■ **Problem details**:
Repeat the listing exactly as given, omitting every image.

## Begin Material provided

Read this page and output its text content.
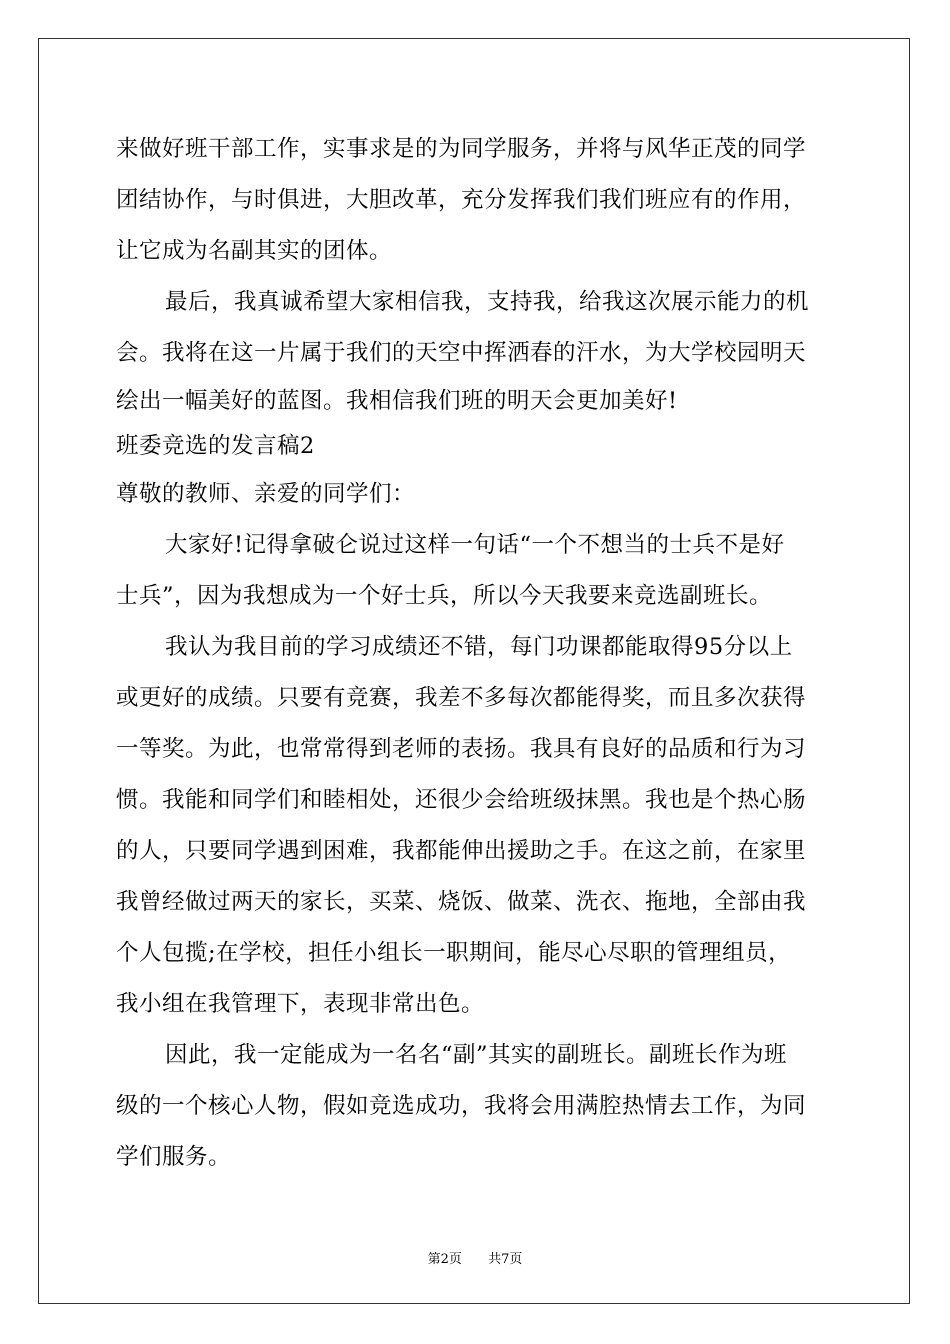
来做好班干部工作，实事求是的为同学服务，并将与风华正茂的同学
团结协作，与时俱进，大胆改革，充分发挥我们我们班应有的作用，
让它成为名副其实的团体。
最后，我真诚希望大家相信我，支持我，给我这次展示能力的机
会。我将在这一片属于我们的天空中挥洒春的汗水，为大学校园明天
绘出一幅美好的蓝图。我相信我们班的明天会更加美好!
班委竞选的发言稿2
尊敬的教师、亲爱的同学们：
大家好!记得拿破仑说过这样一句话“一个不想当的士兵不是好
士兵”，因为我想成为一个好士兵，所以今天我要来竞选副班长。
我认为我目前的学习成绩还不错，每门功课都能取得95分以上
或更好的成绩。只要有竞赛，我差不多每次都能得奖，而且多次获得
一等奖。为此，也常常得到老师的表扬。我具有良好的品质和行为习
惯。我能和同学们和睦相处，还很少会给班级抹黑。我也是个热心肠
的人，只要同学遇到困难，我都能伸出援助之手。在这之前，在家里
我曾经做过两天的家长，买菜、烧饭、做菜、洗衣、拖地，全部由我
个人包揽;在学校，担任小组长一职期间，能尽心尽职的管理组员，
我小组在我管理下，表现非常出色。
因此，我一定能成为一名名“副”其实的副班长。副班长作为班
级的一个核心人物，假如竞选成功，我将会用满腔热情去工作，为同
学们服务。
第2页 共7页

## End Material provided

■ **Response**:
Read this page and output its text content.
来做好班干部工作，实事求是的为同学服务，并将与风华正茂的同学
团结协作，与时俱进，大胆改革，充分发挥我们我们班应有的作用，
让它成为名副其实的团体。
最后，我真诚希望大家相信我，支持我，给我这次展示能力的机
会。我将在这一片属于我们的天空中挥洒春的汗水，为大学校园明天
绘出一幅美好的蓝图。我相信我们班的明天会更加美好!
班委竞选的发言稿2
尊敬的教师、亲爱的同学们：
大家好!记得拿破仑说过这样一句话“一个不想当的士兵不是好
士兵”，因为我想成为一个好士兵，所以今天我要来竞选副班长。
我认为我目前的学习成绩还不错，每门功课都能取得95分以上
或更好的成绩。只要有竞赛，我差不多每次都能得奖，而且多次获得
一等奖。为此，也常常得到老师的表扬。我具有良好的品质和行为习
惯。我能和同学们和睦相处，还很少会给班级抹黑。我也是个热心肠
的人，只要同学遇到困难，我都能伸出援助之手。在这之前，在家里
我曾经做过两天的家长，买菜、烧饭、做菜、洗衣、拖地，全部由我
个人包揽;在学校，担任小组长一职期间，能尽心尽职的管理组员，
我小组在我管理下，表现非常出色。
因此，我一定能成为一名名“副”其实的副班长。副班长作为班
级的一个核心人物，假如竞选成功，我将会用满腔热情去工作，为同
学们服务。
第2页 共7页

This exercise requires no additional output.